• Task
Lay out every line of the records below as a JSON list of strings, one string per line, with blank lines left out. Leave out the pictures.

• Listed entries
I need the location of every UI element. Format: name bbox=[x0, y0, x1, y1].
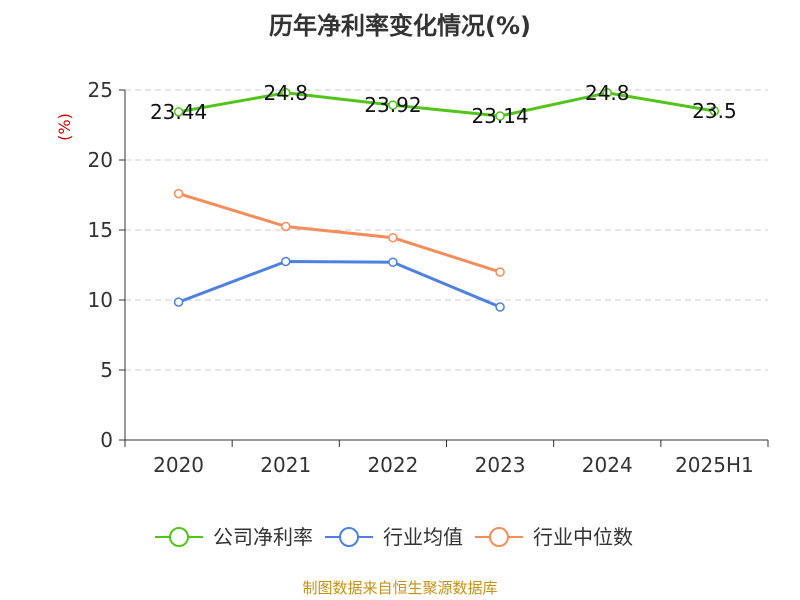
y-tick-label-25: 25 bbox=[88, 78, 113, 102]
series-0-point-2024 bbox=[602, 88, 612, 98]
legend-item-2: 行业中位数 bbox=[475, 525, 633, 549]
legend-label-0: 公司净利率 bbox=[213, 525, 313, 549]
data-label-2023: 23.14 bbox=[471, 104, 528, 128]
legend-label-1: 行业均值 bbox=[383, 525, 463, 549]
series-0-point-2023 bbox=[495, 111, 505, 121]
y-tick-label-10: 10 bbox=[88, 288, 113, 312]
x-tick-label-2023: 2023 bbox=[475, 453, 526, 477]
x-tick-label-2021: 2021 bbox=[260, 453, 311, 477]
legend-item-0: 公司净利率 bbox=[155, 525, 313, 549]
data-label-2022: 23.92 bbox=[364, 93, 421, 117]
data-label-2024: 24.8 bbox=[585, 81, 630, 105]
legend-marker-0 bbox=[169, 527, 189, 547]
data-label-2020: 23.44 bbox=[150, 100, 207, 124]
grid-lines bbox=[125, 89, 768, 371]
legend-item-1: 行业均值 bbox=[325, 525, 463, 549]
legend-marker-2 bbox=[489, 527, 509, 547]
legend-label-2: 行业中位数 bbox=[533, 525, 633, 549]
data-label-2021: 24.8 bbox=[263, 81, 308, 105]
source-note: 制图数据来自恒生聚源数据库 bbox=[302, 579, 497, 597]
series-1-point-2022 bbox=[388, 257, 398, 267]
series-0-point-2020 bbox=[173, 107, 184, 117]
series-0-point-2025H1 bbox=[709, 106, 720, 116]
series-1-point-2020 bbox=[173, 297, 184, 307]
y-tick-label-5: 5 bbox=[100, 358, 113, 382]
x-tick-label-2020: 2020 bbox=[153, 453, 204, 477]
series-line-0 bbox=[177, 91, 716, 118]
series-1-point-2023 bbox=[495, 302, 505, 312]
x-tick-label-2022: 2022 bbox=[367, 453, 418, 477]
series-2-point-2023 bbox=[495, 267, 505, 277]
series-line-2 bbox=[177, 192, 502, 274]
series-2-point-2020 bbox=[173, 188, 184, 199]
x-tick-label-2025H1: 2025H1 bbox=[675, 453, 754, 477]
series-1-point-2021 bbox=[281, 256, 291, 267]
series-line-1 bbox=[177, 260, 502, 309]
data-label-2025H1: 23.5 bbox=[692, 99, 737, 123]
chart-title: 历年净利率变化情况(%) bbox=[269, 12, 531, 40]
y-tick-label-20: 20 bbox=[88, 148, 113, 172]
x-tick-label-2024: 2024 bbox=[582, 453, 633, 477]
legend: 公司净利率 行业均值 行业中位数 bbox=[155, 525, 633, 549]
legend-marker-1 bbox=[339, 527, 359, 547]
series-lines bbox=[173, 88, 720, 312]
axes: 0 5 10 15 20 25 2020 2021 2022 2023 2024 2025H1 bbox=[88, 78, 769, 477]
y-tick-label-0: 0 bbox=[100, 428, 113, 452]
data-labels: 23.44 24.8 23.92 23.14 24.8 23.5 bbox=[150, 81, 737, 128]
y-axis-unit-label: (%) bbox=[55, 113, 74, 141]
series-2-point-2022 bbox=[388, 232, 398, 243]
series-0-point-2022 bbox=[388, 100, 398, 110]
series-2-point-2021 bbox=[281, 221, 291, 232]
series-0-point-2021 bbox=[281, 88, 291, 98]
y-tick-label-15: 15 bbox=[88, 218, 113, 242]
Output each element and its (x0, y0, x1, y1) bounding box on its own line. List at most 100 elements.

• Written reply
[
  "I need the location of every UI element. Format: name bbox=[x0, y0, x1, y1].",
  "y-tick-label-25: 25 bbox=[88, 78, 113, 102]",
  "series-0-point-2024 bbox=[602, 88, 612, 98]",
  "legend-item-2: 行业中位数 bbox=[475, 525, 633, 549]",
  "legend-label-0: 公司净利率 bbox=[213, 525, 313, 549]",
  "data-label-2023: 23.14 bbox=[471, 104, 528, 128]",
  "legend-label-1: 行业均值 bbox=[383, 525, 463, 549]",
  "series-0-point-2023 bbox=[495, 111, 505, 121]",
  "y-tick-label-10: 10 bbox=[88, 288, 113, 312]",
  "x-tick-label-2023: 2023 bbox=[475, 453, 526, 477]",
  "x-tick-label-2021: 2021 bbox=[260, 453, 311, 477]",
  "legend-item-0: 公司净利率 bbox=[155, 525, 313, 549]",
  "data-label-2022: 23.92 bbox=[364, 93, 421, 117]",
  "data-label-2024: 24.8 bbox=[585, 81, 630, 105]",
  "legend-marker-0 bbox=[169, 527, 189, 547]",
  "data-label-2020: 23.44 bbox=[150, 100, 207, 124]",
  "grid-lines bbox=[125, 89, 768, 371]",
  "legend-item-1: 行业均值 bbox=[325, 525, 463, 549]",
  "legend-marker-2 bbox=[489, 527, 509, 547]",
  "legend-label-2: 行业中位数 bbox=[533, 525, 633, 549]",
  "data-label-2021: 24.8 bbox=[263, 81, 308, 105]",
  "source-note: 制图数据来自恒生聚源数据库 bbox=[302, 579, 497, 597]",
  "series-1-point-2022 bbox=[388, 257, 398, 267]",
  "series-0-point-2020 bbox=[173, 107, 184, 117]",
  "series-0-point-2025H1 bbox=[709, 106, 720, 116]",
  "series-1-point-2020 bbox=[173, 297, 184, 307]",
  "y-tick-label-5: 5 bbox=[100, 358, 113, 382]",
  "x-tick-label-2020: 2020 bbox=[153, 453, 204, 477]",
  "series-line-0 bbox=[177, 91, 716, 118]",
  "series-1-point-2023 bbox=[495, 302, 505, 312]",
  "x-tick-label-2022: 2022 bbox=[367, 453, 418, 477]",
  "series-2-point-2023 bbox=[495, 267, 505, 277]",
  "series-line-2 bbox=[177, 192, 502, 274]",
  "series-2-point-2020 bbox=[173, 188, 184, 199]",
  "x-tick-label-2025H1: 2025H1 bbox=[675, 453, 754, 477]",
  "series-1-point-2021 bbox=[281, 256, 291, 267]",
  "series-line-1 bbox=[177, 260, 502, 309]",
  "data-label-2025H1: 23.5 bbox=[692, 99, 737, 123]",
  "chart-title: 历年净利率变化情况(%) bbox=[269, 12, 531, 40]",
  "y-tick-label-20: 20 bbox=[88, 148, 113, 172]",
  "x-tick-label-2024: 2024 bbox=[582, 453, 633, 477]",
  "legend: 公司净利率 行业均值 行业中位数 bbox=[155, 525, 633, 549]",
  "legend-marker-1 bbox=[339, 527, 359, 547]",
  "series-lines bbox=[173, 88, 720, 312]",
  "axes: 0 5 10 15 20 25 2020 2021 2022 2023 2024 2025H1 bbox=[88, 78, 769, 477]",
  "y-tick-label-0: 0 bbox=[100, 428, 113, 452]",
  "data-labels: 23.44 24.8 23.92 23.14 24.8 23.5 bbox=[150, 81, 737, 128]",
  "y-axis-unit-label: (%) bbox=[55, 113, 74, 141]",
  "series-2-point-2022 bbox=[388, 232, 398, 243]",
  "series-0-point-2022 bbox=[388, 100, 398, 110]",
  "series-2-point-2021 bbox=[281, 221, 291, 232]",
  "series-0-point-2021 bbox=[281, 88, 291, 98]",
  "y-tick-label-15: 15 bbox=[88, 218, 113, 242]",
  "Output each element and its (x0, y0, x1, y1) bounding box on its own line. List at most 100 elements."
]